# PROVIDED ENTRIES:
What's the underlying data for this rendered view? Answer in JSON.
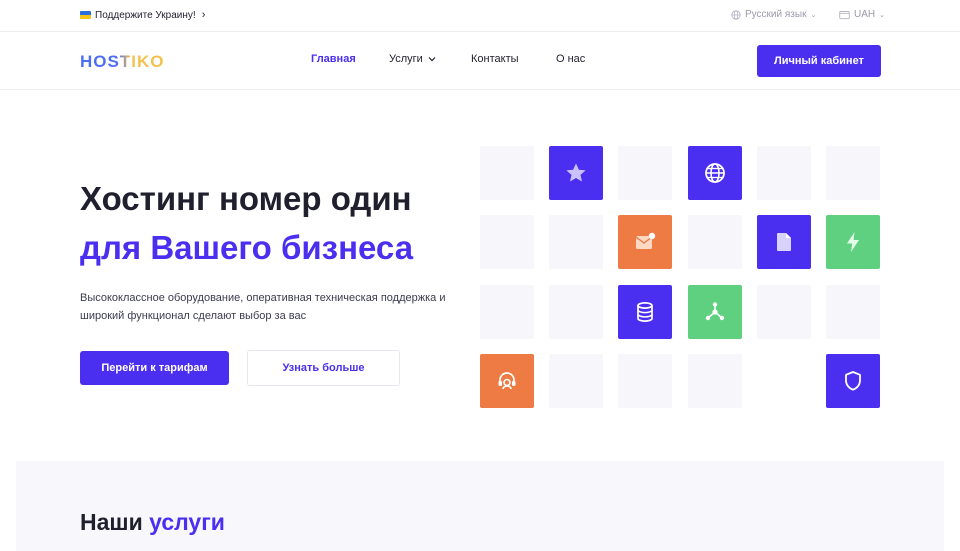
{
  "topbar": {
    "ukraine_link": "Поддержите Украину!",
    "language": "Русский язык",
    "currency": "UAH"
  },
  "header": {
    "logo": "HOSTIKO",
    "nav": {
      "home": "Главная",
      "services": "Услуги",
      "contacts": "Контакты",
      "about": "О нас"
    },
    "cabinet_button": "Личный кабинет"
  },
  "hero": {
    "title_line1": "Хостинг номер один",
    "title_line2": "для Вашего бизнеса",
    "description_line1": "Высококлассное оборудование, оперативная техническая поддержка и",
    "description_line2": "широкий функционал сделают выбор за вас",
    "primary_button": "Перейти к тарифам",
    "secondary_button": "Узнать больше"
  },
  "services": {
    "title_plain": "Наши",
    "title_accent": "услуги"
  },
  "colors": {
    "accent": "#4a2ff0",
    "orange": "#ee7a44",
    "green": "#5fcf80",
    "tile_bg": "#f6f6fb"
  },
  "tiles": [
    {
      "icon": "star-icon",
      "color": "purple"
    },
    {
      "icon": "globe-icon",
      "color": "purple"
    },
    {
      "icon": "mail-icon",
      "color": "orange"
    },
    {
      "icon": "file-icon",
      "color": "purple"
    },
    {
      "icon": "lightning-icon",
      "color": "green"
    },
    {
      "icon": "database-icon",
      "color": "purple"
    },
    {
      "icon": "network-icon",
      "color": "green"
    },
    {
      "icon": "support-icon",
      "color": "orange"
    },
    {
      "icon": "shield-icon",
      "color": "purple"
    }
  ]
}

# GIVEN INSTRUCTION:
Set each line of the records down exactly, leaving every picture out.

# WRITTEN SOLUTION:
What's the underlying data for this rendered view? Answer in JSON.
{
  "topbar": {
    "ukraine_link": "Поддержите Украину!",
    "language": "Русский язык",
    "currency": "UAH"
  },
  "header": {
    "logo": "HOSTIKO",
    "nav": {
      "home": "Главная",
      "services": "Услуги",
      "contacts": "Контакты",
      "about": "О нас"
    },
    "cabinet_button": "Личный кабинет"
  },
  "hero": {
    "title_line1": "Хостинг номер один",
    "title_line2": "для Вашего бизнеса",
    "description_line1": "Высококлассное оборудование, оперативная техническая поддержка и",
    "description_line2": "широкий функционал сделают выбор за вас",
    "primary_button": "Перейти к тарифам",
    "secondary_button": "Узнать больше"
  },
  "services": {
    "title_plain": "Наши",
    "title_accent": "услуги"
  },
  "colors": {
    "accent": "#4a2ff0",
    "orange": "#ee7a44",
    "green": "#5fcf80",
    "tile_bg": "#f6f6fb"
  },
  "tiles": [
    {
      "icon": "star-icon",
      "color": "purple"
    },
    {
      "icon": "globe-icon",
      "color": "purple"
    },
    {
      "icon": "mail-icon",
      "color": "orange"
    },
    {
      "icon": "file-icon",
      "color": "purple"
    },
    {
      "icon": "lightning-icon",
      "color": "green"
    },
    {
      "icon": "database-icon",
      "color": "purple"
    },
    {
      "icon": "network-icon",
      "color": "green"
    },
    {
      "icon": "support-icon",
      "color": "orange"
    },
    {
      "icon": "shield-icon",
      "color": "purple"
    }
  ]
}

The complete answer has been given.